**Prompt**:
Can you write out the whole listing exactly?

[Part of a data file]
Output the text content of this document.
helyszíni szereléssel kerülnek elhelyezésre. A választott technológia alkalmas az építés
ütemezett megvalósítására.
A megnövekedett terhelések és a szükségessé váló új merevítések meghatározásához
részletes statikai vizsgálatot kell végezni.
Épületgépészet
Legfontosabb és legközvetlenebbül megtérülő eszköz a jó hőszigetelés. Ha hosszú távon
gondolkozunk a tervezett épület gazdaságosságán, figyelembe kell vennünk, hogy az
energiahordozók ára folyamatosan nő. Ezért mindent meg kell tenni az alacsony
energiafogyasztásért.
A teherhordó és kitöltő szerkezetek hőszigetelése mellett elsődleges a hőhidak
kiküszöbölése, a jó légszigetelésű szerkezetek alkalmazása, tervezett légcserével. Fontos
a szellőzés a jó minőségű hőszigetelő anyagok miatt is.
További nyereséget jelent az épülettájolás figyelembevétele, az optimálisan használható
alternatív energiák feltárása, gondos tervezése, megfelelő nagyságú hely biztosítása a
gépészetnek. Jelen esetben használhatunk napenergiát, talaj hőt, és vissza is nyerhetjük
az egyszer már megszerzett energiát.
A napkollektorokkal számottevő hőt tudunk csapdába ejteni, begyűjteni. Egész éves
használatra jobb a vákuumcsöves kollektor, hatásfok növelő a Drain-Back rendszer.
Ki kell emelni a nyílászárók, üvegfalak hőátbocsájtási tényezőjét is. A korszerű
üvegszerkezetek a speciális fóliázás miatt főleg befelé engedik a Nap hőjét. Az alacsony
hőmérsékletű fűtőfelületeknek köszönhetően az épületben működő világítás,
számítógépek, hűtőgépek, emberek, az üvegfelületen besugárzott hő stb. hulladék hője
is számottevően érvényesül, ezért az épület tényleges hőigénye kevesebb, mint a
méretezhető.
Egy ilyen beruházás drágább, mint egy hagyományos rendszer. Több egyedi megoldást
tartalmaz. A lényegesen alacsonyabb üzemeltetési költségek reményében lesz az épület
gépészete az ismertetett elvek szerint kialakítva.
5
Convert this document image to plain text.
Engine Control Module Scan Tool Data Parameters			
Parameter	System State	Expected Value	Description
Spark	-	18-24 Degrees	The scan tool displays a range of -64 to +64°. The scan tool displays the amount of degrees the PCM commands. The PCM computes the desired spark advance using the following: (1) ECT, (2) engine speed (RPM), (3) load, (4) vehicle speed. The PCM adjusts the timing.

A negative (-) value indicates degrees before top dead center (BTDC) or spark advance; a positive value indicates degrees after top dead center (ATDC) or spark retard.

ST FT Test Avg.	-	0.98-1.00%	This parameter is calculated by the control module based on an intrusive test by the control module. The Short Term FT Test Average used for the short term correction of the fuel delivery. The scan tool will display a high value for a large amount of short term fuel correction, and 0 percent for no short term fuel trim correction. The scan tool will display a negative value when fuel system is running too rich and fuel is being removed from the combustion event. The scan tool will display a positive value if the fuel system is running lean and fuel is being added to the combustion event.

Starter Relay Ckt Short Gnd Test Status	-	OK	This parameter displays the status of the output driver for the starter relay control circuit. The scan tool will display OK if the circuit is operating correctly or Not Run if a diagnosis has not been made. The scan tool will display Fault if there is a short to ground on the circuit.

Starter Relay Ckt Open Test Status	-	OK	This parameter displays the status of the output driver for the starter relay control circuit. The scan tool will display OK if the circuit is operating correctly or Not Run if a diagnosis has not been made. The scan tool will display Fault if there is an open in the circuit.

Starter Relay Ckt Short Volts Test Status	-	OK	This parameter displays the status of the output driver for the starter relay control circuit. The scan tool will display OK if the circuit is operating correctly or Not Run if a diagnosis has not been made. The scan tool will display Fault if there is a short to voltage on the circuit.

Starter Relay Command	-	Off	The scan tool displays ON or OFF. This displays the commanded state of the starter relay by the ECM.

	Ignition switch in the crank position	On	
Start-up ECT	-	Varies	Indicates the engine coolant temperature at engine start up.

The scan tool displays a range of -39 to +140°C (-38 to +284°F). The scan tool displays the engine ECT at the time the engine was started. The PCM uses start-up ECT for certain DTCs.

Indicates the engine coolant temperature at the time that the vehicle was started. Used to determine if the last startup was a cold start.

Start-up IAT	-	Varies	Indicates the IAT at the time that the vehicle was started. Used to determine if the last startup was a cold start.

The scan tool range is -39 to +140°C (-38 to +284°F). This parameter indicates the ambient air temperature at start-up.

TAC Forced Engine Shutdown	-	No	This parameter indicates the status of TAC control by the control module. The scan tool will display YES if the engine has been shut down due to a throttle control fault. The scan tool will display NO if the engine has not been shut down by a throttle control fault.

**Result of the task**:
Output the text content of this document.
helyszíni szereléssel kerülnek elhelyezésre. A választott technológia alkalmas az építés
ütemezett megvalósítására.
A megnövekedett terhelések és a szükségessé váló új merevítések meghatározásához
részletes statikai vizsgálatot kell végezni.
Épületgépészet
Legfontosabb és legközvetlenebbül megtérülő eszköz a jó hőszigetelés. Ha hosszú távon
gondolkozunk a tervezett épület gazdaságosságán, figyelembe kell vennünk, hogy az
energiahordozók ára folyamatosan nő. Ezért mindent meg kell tenni az alacsony
energiafogyasztásért.
A teherhordó és kitöltő szerkezetek hőszigetelése mellett elsődleges a hőhidak
kiküszöbölése, a jó légszigetelésű szerkezetek alkalmazása, tervezett légcserével. Fontos
a szellőzés a jó minőségű hőszigetelő anyagok miatt is.
További nyereséget jelent az épülettájolás figyelembevétele, az optimálisan használható
alternatív energiák feltárása, gondos tervezése, megfelelő nagyságú hely biztosítása a
gépészetnek. Jelen esetben használhatunk napenergiát, talaj hőt, és vissza is nyerhetjük
az egyszer már megszerzett energiát.
A napkollektorokkal számottevő hőt tudunk csapdába ejteni, begyűjteni. Egész éves
használatra jobb a vákuumcsöves kollektor, hatásfok növelő a Drain-Back rendszer.
Ki kell emelni a nyílászárók, üvegfalak hőátbocsájtási tényezőjét is. A korszerű
üvegszerkezetek a speciális fóliázás miatt főleg befelé engedik a Nap hőjét. Az alacsony
hőmérsékletű fűtőfelületeknek köszönhetően az épületben működő világítás,
számítógépek, hűtőgépek, emberek, az üvegfelületen besugárzott hő stb. hulladék hője
is számottevően érvényesül, ezért az épület tényleges hőigénye kevesebb, mint a
méretezhető.
Egy ilyen beruházás drágább, mint egy hagyományos rendszer. Több egyedi megoldást
tartalmaz. A lényegesen alacsonyabb üzemeltetési költségek reményében lesz az épület
gépészete az ismertetett elvek szerint kialakítva.
5
Convert this document image to plain text.
Engine Control Module Scan Tool Data Parameters			
Parameter	System State	Expected Value	Description
Spark	-	18-24 Degrees	The scan tool displays a range of -64 to +64°. The scan tool displays the amount of degrees the PCM commands. The PCM computes the desired spark advance using the following: (1) ECT, (2) engine speed (RPM), (3) load, (4) vehicle speed. The PCM adjusts the timing.

A negative (-) value indicates degrees before top dead center (BTDC) or spark advance; a positive value indicates degrees after top dead center (ATDC) or spark retard.

ST FT Test Avg.	-	0.98-1.00%	This parameter is calculated by the control module based on an intrusive test by the control module. The Short Term FT Test Average used for the short term correction of the fuel delivery. The scan tool will display a high value for a large amount of short term fuel correction, and 0 percent for no short term fuel trim correction. The scan tool will display a negative value when fuel system is running too rich and fuel is being removed from the combustion event. The scan tool will display a positive value if the fuel system is running lean and fuel is being added to the combustion event.

Starter Relay Ckt Short Gnd Test Status	-	OK	This parameter displays the status of the output driver for the starter relay control circuit. The scan tool will display OK if the circuit is operating correctly or Not Run if a diagnosis has not been made. The scan tool will display Fault if there is a short to ground on the circuit.

Starter Relay Ckt Open Test Status	-	OK	This parameter displays the status of the output driver for the starter relay control circuit. The scan tool will display OK if the circuit is operating correctly or Not Run if a diagnosis has not been made. The scan tool will display Fault if there is an open in the circuit.

Starter Relay Ckt Short Volts Test Status	-	OK	This parameter displays the status of the output driver for the starter relay control circuit. The scan tool will display OK if the circuit is operating correctly or Not Run if a diagnosis has not been made. The scan tool will display Fault if there is a short to voltage on the circuit.

Starter Relay Command	-	Off	The scan tool displays ON or OFF. This displays the commanded state of the starter relay by the ECM.

	Ignition switch in the crank position	On	
Start-up ECT	-	Varies	Indicates the engine coolant temperature at engine start up.

The scan tool displays a range of -39 to +140°C (-38 to +284°F). The scan tool displays the engine ECT at the time the engine was started. The PCM uses start-up ECT for certain DTCs.

Indicates the engine coolant temperature at the time that the vehicle was started. Used to determine if the last startup was a cold start.

Start-up IAT	-	Varies	Indicates the IAT at the time that the vehicle was started. Used to determine if the last startup was a cold start.

The scan tool range is -39 to +140°C (-38 to +284°F). This parameter indicates the ambient air temperature at start-up.

TAC Forced Engine Shutdown	-	No	This parameter indicates the status of TAC control by the control module. The scan tool will display YES if the engine has been shut down due to a throttle control fault. The scan tool will display NO if the engine has not been shut down by a throttle control fault.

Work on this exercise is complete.